[Collection entries]
----
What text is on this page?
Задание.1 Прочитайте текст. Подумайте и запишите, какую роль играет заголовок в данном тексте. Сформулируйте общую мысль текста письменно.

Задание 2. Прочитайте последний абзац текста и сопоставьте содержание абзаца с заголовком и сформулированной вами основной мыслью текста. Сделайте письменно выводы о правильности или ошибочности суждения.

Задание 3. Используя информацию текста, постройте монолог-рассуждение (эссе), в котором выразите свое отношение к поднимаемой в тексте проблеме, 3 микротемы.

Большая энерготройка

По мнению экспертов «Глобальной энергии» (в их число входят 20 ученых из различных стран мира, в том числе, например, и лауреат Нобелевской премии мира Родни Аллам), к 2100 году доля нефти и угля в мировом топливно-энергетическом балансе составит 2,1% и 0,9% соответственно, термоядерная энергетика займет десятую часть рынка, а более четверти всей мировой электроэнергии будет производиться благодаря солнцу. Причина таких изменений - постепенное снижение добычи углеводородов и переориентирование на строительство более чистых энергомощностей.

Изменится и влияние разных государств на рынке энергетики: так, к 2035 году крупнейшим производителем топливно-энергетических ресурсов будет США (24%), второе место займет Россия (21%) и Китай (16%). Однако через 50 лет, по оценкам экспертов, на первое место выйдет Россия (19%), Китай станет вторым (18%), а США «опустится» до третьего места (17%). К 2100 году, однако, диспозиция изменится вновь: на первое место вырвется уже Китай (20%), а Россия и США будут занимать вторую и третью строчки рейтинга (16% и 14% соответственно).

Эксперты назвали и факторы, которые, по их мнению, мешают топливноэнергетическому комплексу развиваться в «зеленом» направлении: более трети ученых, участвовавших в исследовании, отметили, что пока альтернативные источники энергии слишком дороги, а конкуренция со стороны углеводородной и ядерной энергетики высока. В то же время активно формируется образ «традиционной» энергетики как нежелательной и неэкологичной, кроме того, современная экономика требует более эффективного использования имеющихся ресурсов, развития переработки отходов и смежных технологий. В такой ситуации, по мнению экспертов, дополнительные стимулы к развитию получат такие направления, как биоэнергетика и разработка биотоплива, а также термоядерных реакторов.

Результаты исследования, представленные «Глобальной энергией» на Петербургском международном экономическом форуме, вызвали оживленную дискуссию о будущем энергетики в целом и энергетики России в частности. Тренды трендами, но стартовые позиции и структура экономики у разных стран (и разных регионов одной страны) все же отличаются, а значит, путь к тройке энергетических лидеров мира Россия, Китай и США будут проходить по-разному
----
Give a word-for-word copy of the records.

# Reply
What text is on this page?
Задание.1 Прочитайте текст. Подумайте и запишите, какую роль играет заголовок в данном тексте. Сформулируйте общую мысль текста письменно.

Задание 2. Прочитайте последний абзац текста и сопоставьте содержание абзаца с заголовком и сформулированной вами основной мыслью текста. Сделайте письменно выводы о правильности или ошибочности суждения.

Задание 3. Используя информацию текста, постройте монолог-рассуждение (эссе), в котором выразите свое отношение к поднимаемой в тексте проблеме, 3 микротемы.

Большая энерготройка

По мнению экспертов «Глобальной энергии» (в их число входят 20 ученых из различных стран мира, в том числе, например, и лауреат Нобелевской премии мира Родни Аллам), к 2100 году доля нефти и угля в мировом топливно-энергетическом балансе составит 2,1% и 0,9% соответственно, термоядерная энергетика займет десятую часть рынка, а более четверти всей мировой электроэнергии будет производиться благодаря солнцу. Причина таких изменений - постепенное снижение добычи углеводородов и переориентирование на строительство более чистых энергомощностей.

Изменится и влияние разных государств на рынке энергетики: так, к 2035 году крупнейшим производителем топливно-энергетических ресурсов будет США (24%), второе место займет Россия (21%) и Китай (16%). Однако через 50 лет, по оценкам экспертов, на первое место выйдет Россия (19%), Китай станет вторым (18%), а США «опустится» до третьего места (17%). К 2100 году, однако, диспозиция изменится вновь: на первое место вырвется уже Китай (20%), а Россия и США будут занимать вторую и третью строчки рейтинга (16% и 14% соответственно).

Эксперты назвали и факторы, которые, по их мнению, мешают топливноэнергетическому комплексу развиваться в «зеленом» направлении: более трети ученых, участвовавших в исследовании, отметили, что пока альтернативные источники энергии слишком дороги, а конкуренция со стороны углеводородной и ядерной энергетики высока. В то же время активно формируется образ «традиционной» энергетики как нежелательной и неэкологичной, кроме того, современная экономика требует более эффективного использования имеющихся ресурсов, развития переработки отходов и смежных технологий. В такой ситуации, по мнению экспертов, дополнительные стимулы к развитию получат такие направления, как биоэнергетика и разработка биотоплива, а также термоядерных реакторов.

Результаты исследования, представленные «Глобальной энергией» на Петербургском международном экономическом форуме, вызвали оживленную дискуссию о будущем энергетики в целом и энергетики России в частности. Тренды трендами, но стартовые позиции и структура экономики у разных стран (и разных регионов одной страны) все же отличаются, а значит, путь к тройке энергетических лидеров мира Россия, Китай и США будут проходить по-разному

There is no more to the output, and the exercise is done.